# [Problem details]
Each line of the material that mentions the word "Omega" is to be copied.

--------------------------------

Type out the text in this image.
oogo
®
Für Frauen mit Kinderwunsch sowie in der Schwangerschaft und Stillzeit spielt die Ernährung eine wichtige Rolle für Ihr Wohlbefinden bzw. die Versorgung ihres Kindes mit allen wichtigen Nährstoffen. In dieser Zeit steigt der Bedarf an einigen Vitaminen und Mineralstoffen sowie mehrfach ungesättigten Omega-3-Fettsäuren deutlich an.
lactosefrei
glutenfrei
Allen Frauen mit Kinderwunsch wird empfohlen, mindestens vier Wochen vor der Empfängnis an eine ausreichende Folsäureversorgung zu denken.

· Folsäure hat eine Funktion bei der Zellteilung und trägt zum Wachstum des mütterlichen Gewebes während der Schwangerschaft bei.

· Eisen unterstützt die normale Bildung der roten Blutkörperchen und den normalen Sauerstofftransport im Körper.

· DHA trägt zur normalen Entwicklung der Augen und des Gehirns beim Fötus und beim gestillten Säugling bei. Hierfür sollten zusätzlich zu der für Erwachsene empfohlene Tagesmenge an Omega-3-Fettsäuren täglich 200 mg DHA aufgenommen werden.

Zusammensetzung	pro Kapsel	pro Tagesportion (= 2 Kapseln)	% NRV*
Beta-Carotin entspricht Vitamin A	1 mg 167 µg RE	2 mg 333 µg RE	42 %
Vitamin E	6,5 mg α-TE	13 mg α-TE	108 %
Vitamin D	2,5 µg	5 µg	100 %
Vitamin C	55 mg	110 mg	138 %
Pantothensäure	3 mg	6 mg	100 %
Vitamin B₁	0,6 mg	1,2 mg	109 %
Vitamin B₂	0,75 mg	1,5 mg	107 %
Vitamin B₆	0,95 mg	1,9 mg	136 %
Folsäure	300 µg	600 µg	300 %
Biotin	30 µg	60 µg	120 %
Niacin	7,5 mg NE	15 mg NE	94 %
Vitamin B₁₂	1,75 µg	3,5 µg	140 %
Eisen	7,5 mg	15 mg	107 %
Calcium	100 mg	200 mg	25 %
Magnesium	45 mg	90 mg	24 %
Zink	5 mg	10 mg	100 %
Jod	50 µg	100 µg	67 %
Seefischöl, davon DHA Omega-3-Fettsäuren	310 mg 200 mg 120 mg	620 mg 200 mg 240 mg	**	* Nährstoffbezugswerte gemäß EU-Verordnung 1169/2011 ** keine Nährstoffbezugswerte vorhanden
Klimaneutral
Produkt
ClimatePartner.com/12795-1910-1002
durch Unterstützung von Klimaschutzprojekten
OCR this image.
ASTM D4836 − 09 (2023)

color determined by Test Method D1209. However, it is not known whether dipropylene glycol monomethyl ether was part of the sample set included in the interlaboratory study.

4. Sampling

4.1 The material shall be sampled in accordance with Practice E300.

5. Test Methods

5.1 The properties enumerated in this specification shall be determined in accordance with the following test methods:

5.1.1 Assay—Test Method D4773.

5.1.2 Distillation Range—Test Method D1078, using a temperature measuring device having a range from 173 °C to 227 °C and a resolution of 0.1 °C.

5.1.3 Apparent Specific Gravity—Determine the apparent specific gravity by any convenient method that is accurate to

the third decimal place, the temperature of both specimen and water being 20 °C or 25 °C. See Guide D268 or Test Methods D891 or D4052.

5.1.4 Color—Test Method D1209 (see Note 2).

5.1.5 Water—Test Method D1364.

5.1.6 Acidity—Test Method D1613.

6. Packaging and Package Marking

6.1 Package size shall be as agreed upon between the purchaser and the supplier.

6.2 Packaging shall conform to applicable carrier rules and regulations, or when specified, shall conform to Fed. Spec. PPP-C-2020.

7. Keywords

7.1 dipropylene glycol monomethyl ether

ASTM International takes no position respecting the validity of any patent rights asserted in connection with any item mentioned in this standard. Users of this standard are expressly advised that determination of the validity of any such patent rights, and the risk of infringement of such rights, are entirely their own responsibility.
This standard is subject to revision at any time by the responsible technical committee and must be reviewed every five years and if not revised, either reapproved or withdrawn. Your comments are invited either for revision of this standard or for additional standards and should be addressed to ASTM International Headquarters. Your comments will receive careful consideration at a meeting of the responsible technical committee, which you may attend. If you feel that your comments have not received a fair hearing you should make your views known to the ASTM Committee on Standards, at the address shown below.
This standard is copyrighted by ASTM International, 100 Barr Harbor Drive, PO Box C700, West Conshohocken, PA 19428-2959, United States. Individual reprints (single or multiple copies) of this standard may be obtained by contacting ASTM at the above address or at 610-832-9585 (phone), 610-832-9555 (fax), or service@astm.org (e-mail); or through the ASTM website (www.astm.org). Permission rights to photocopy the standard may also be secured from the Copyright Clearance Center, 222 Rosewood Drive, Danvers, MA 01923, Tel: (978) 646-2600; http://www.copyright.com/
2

--------------------------------

# [Final answer]
Für Frauen mit Kinderwunsch sowie in der Schwangerschaft und Stillzeit spielt die Ernährung eine wichtige Rolle für Ihr Wohlbefinden bzw. die Versorgung ihres Kindes mit allen wichtigen Nährstoffen. In dieser Zeit steigt der Bedarf an einigen Vitaminen und Mineralstoffen sowie mehrfach ungesättigten Omega-3-Fettsäuren deutlich an.
· DHA trägt zur normalen Entwicklung der Augen und des Gehirns beim Fötus und beim gestillten Säugling bei. Hierfür sollten zusätzlich zu der für Erwachsene empfohlene Tagesmenge an Omega-3-Fettsäuren täglich 200 mg DHA aufgenommen werden.
Seefischöl, davon DHA Omega-3-Fettsäuren	310 mg 200 mg 120 mg	620 mg 200 mg 240 mg	**	* Nährstoffbezugswerte gemäß EU-Verordnung 1169/2011 ** keine Nährstoffbezugswerte vorhanden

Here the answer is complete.